What you need to do
Extract and list every line that contains the word "Schwarz".

● ● ●

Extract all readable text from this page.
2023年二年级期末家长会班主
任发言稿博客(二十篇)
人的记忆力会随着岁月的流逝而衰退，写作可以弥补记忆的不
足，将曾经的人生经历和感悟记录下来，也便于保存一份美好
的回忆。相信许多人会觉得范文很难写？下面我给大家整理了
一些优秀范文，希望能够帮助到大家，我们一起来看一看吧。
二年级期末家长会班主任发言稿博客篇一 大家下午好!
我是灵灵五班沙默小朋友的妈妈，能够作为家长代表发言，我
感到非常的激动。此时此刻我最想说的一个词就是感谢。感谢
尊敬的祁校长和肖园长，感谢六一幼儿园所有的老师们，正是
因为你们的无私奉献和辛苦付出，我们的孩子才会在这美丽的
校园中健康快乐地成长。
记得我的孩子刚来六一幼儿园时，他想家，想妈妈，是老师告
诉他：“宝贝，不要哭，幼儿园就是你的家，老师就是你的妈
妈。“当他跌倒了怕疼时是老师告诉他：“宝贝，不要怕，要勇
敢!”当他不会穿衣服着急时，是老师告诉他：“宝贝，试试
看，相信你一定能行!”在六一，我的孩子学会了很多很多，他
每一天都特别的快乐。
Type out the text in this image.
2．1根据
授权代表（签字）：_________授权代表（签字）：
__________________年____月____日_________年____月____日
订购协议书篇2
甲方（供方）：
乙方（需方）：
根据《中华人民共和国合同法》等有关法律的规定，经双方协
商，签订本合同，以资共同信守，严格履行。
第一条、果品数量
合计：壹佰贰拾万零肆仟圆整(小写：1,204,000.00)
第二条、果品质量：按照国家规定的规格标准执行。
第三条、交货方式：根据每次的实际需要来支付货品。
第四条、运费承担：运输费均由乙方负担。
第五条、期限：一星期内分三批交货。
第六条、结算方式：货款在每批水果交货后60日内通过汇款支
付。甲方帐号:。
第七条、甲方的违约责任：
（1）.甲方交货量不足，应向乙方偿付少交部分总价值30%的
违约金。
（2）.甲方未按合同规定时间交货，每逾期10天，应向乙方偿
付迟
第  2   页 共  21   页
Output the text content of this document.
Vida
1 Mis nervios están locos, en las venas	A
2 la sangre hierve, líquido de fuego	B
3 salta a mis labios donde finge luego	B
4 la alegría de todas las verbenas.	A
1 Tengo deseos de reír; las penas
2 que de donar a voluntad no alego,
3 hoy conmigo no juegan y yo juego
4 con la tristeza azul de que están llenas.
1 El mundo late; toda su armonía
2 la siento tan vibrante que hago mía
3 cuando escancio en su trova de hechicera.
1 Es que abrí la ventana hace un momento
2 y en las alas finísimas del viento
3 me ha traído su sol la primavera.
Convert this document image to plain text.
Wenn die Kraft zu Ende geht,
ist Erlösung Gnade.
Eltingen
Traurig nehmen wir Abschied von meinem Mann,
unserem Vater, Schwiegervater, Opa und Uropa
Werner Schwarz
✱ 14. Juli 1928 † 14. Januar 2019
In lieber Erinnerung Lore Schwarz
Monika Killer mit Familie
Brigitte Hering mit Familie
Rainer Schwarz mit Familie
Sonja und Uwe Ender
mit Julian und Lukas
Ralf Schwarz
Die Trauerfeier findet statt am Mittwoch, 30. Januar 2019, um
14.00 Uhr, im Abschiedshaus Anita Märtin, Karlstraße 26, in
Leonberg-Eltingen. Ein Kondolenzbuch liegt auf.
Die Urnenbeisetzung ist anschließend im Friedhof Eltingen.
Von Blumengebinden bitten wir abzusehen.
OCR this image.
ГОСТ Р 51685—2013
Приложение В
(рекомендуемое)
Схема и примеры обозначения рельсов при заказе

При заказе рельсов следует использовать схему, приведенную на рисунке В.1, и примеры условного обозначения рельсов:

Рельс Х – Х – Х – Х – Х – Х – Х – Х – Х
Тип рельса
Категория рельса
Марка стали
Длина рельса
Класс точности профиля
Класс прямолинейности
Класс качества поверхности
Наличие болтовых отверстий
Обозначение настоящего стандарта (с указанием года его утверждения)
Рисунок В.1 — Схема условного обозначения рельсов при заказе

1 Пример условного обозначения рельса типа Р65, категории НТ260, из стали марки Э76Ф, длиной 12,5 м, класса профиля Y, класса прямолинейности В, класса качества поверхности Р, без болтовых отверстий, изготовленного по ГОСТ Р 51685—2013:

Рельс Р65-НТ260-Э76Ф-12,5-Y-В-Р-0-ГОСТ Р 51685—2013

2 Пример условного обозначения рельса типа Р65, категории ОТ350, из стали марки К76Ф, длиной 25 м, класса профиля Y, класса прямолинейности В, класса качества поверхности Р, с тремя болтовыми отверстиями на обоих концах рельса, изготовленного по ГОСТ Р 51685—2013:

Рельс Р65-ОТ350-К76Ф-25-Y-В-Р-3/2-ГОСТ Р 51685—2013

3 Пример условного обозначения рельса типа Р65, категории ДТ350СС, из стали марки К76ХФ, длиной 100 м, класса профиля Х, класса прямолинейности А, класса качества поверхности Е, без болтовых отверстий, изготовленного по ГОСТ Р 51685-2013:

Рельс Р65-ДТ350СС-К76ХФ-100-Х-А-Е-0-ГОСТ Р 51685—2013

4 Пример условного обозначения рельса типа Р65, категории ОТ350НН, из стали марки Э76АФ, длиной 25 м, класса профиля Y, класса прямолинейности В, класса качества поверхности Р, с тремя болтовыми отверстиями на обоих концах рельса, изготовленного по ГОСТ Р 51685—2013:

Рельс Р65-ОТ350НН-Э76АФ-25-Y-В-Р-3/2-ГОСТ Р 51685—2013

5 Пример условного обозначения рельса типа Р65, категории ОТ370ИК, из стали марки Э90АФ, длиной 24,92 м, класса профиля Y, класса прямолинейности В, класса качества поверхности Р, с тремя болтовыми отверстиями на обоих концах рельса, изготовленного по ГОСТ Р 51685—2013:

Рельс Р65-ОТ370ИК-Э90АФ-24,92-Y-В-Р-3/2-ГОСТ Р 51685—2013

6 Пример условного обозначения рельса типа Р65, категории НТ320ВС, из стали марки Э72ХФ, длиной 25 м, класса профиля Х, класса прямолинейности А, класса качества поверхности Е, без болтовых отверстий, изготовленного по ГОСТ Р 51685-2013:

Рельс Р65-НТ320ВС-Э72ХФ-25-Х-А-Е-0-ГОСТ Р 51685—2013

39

● ● ●

Exercise solution
Werner Schwarz
In lieber Erinnerung Lore Schwarz
Rainer Schwarz mit Familie
Ralf Schwarz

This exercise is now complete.